**THE RECORDS**
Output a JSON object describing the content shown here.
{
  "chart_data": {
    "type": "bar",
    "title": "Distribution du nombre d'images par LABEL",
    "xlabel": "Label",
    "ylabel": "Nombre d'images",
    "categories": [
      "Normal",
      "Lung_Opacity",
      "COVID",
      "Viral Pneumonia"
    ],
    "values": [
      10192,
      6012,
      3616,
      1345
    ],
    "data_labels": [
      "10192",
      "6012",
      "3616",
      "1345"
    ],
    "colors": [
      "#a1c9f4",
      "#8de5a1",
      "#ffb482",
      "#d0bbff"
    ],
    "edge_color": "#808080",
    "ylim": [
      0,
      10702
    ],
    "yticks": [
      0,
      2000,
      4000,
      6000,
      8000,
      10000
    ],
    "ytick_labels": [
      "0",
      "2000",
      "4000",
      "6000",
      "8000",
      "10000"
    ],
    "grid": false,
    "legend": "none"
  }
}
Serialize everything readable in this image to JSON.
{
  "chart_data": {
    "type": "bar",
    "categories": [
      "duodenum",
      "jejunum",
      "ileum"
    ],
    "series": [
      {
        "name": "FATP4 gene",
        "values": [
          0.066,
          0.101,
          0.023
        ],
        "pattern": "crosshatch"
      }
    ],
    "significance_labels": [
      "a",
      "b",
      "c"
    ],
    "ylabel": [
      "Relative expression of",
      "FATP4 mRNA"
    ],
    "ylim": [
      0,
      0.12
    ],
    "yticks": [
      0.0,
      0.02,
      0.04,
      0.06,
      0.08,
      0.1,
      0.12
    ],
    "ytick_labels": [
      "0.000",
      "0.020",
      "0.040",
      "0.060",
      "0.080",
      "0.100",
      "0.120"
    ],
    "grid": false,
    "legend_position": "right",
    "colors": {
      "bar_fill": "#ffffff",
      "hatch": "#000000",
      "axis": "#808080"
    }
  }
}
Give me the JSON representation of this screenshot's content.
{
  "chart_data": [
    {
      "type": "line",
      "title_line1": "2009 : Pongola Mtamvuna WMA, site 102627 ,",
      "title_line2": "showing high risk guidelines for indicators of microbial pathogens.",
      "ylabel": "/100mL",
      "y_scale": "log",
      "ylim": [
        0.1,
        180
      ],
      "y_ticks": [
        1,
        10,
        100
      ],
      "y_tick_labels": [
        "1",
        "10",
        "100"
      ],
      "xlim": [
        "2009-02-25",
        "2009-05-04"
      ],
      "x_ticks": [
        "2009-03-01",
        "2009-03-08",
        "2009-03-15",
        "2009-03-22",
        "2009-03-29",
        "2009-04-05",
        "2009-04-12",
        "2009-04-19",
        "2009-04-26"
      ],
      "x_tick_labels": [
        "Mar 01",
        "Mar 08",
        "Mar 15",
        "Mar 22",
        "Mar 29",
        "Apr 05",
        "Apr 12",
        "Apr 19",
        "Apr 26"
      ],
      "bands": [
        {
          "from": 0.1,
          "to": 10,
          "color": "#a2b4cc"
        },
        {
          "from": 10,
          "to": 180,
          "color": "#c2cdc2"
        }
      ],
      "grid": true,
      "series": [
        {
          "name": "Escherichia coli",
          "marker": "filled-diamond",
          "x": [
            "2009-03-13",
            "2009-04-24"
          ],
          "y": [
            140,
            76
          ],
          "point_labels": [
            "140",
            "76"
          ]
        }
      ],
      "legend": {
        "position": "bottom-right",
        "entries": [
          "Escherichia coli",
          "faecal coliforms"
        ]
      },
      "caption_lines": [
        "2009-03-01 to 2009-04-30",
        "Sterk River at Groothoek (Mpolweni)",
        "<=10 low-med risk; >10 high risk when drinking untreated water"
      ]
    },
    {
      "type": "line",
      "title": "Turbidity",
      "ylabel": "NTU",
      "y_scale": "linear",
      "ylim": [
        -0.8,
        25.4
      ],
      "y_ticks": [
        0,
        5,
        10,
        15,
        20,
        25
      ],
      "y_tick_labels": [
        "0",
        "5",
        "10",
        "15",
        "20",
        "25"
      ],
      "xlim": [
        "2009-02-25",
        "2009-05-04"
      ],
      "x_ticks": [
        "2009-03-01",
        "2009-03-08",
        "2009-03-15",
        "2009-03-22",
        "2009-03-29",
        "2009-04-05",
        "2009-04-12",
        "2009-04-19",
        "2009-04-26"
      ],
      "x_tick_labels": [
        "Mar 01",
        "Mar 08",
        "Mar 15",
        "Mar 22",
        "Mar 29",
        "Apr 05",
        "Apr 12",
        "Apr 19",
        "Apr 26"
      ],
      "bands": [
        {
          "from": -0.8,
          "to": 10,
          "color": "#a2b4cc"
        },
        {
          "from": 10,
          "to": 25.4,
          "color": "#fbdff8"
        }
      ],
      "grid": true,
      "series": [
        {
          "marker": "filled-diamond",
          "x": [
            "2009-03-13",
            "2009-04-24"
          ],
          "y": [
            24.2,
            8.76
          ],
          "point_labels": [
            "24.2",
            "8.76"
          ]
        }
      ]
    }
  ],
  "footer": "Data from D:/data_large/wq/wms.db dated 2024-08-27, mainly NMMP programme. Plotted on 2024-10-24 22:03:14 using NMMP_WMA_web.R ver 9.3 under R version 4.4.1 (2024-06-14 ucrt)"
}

**YOUR ASSIGNMENT**
All of the data above needs to be set down again exactly. Include every line.

**EXERCISE RESPONSE**
Output a JSON object describing the content shown here.
{
  "chart_data": {
    "type": "bar",
    "title": "Distribution du nombre d'images par LABEL",
    "xlabel": "Label",
    "ylabel": "Nombre d'images",
    "categories": [
      "Normal",
      "Lung_Opacity",
      "COVID",
      "Viral Pneumonia"
    ],
    "values": [
      10192,
      6012,
      3616,
      1345
    ],
    "data_labels": [
      "10192",
      "6012",
      "3616",
      "1345"
    ],
    "colors": [
      "#a1c9f4",
      "#8de5a1",
      "#ffb482",
      "#d0bbff"
    ],
    "edge_color": "#808080",
    "ylim": [
      0,
      10702
    ],
    "yticks": [
      0,
      2000,
      4000,
      6000,
      8000,
      10000
    ],
    "ytick_labels": [
      "0",
      "2000",
      "4000",
      "6000",
      "8000",
      "10000"
    ],
    "grid": false,
    "legend": "none"
  }
}
Serialize everything readable in this image to JSON.
{
  "chart_data": {
    "type": "bar",
    "categories": [
      "duodenum",
      "jejunum",
      "ileum"
    ],
    "series": [
      {
        "name": "FATP4 gene",
        "values": [
          0.066,
          0.101,
          0.023
        ],
        "pattern": "crosshatch"
      }
    ],
    "significance_labels": [
      "a",
      "b",
      "c"
    ],
    "ylabel": [
      "Relative expression of",
      "FATP4 mRNA"
    ],
    "ylim": [
      0,
      0.12
    ],
    "yticks": [
      0.0,
      0.02,
      0.04,
      0.06,
      0.08,
      0.1,
      0.12
    ],
    "ytick_labels": [
      "0.000",
      "0.020",
      "0.040",
      "0.060",
      "0.080",
      "0.100",
      "0.120"
    ],
    "grid": false,
    "legend_position": "right",
    "colors": {
      "bar_fill": "#ffffff",
      "hatch": "#000000",
      "axis": "#808080"
    }
  }
}
Give me the JSON representation of this screenshot's content.
{
  "chart_data": [
    {
      "type": "line",
      "title_line1": "2009 : Pongola Mtamvuna WMA, site 102627 ,",
      "title_line2": "showing high risk guidelines for indicators of microbial pathogens.",
      "ylabel": "/100mL",
      "y_scale": "log",
      "ylim": [
        0.1,
        180
      ],
      "y_ticks": [
        1,
        10,
        100
      ],
      "y_tick_labels": [
        "1",
        "10",
        "100"
      ],
      "xlim": [
        "2009-02-25",
        "2009-05-04"
      ],
      "x_ticks": [
        "2009-03-01",
        "2009-03-08",
        "2009-03-15",
        "2009-03-22",
        "2009-03-29",
        "2009-04-05",
        "2009-04-12",
        "2009-04-19",
        "2009-04-26"
      ],
      "x_tick_labels": [
        "Mar 01",
        "Mar 08",
        "Mar 15",
        "Mar 22",
        "Mar 29",
        "Apr 05",
        "Apr 12",
        "Apr 19",
        "Apr 26"
      ],
      "bands": [
        {
          "from": 0.1,
          "to": 10,
          "color": "#a2b4cc"
        },
        {
          "from": 10,
          "to": 180,
          "color": "#c2cdc2"
        }
      ],
      "grid": true,
      "series": [
        {
          "name": "Escherichia coli",
          "marker": "filled-diamond",
          "x": [
            "2009-03-13",
            "2009-04-24"
          ],
          "y": [
            140,
            76
          ],
          "point_labels": [
            "140",
            "76"
          ]
        }
      ],
      "legend": {
        "position": "bottom-right",
        "entries": [
          "Escherichia coli",
          "faecal coliforms"
        ]
      },
      "caption_lines": [
        "2009-03-01 to 2009-04-30",
        "Sterk River at Groothoek (Mpolweni)",
        "<=10 low-med risk; >10 high risk when drinking untreated water"
      ]
    },
    {
      "type": "line",
      "title": "Turbidity",
      "ylabel": "NTU",
      "y_scale": "linear",
      "ylim": [
        -0.8,
        25.4
      ],
      "y_ticks": [
        0,
        5,
        10,
        15,
        20,
        25
      ],
      "y_tick_labels": [
        "0",
        "5",
        "10",
        "15",
        "20",
        "25"
      ],
      "xlim": [
        "2009-02-25",
        "2009-05-04"
      ],
      "x_ticks": [
        "2009-03-01",
        "2009-03-08",
        "2009-03-15",
        "2009-03-22",
        "2009-03-29",
        "2009-04-05",
        "2009-04-12",
        "2009-04-19",
        "2009-04-26"
      ],
      "x_tick_labels": [
        "Mar 01",
        "Mar 08",
        "Mar 15",
        "Mar 22",
        "Mar 29",
        "Apr 05",
        "Apr 12",
        "Apr 19",
        "Apr 26"
      ],
      "bands": [
        {
          "from": -0.8,
          "to": 10,
          "color": "#a2b4cc"
        },
        {
          "from": 10,
          "to": 25.4,
          "color": "#fbdff8"
        }
      ],
      "grid": true,
      "series": [
        {
          "marker": "filled-diamond",
          "x": [
            "2009-03-13",
            "2009-04-24"
          ],
          "y": [
            24.2,
            8.76
          ],
          "point_labels": [
            "24.2",
            "8.76"
          ]
        }
      ]
    }
  ],
  "footer": "Data from D:/data_large/wq/wms.db dated 2024-08-27, mainly NMMP programme. Plotted on 2024-10-24 22:03:14 using NMMP_WMA_web.R ver 9.3 under R version 4.4.1 (2024-06-14 ucrt)"
}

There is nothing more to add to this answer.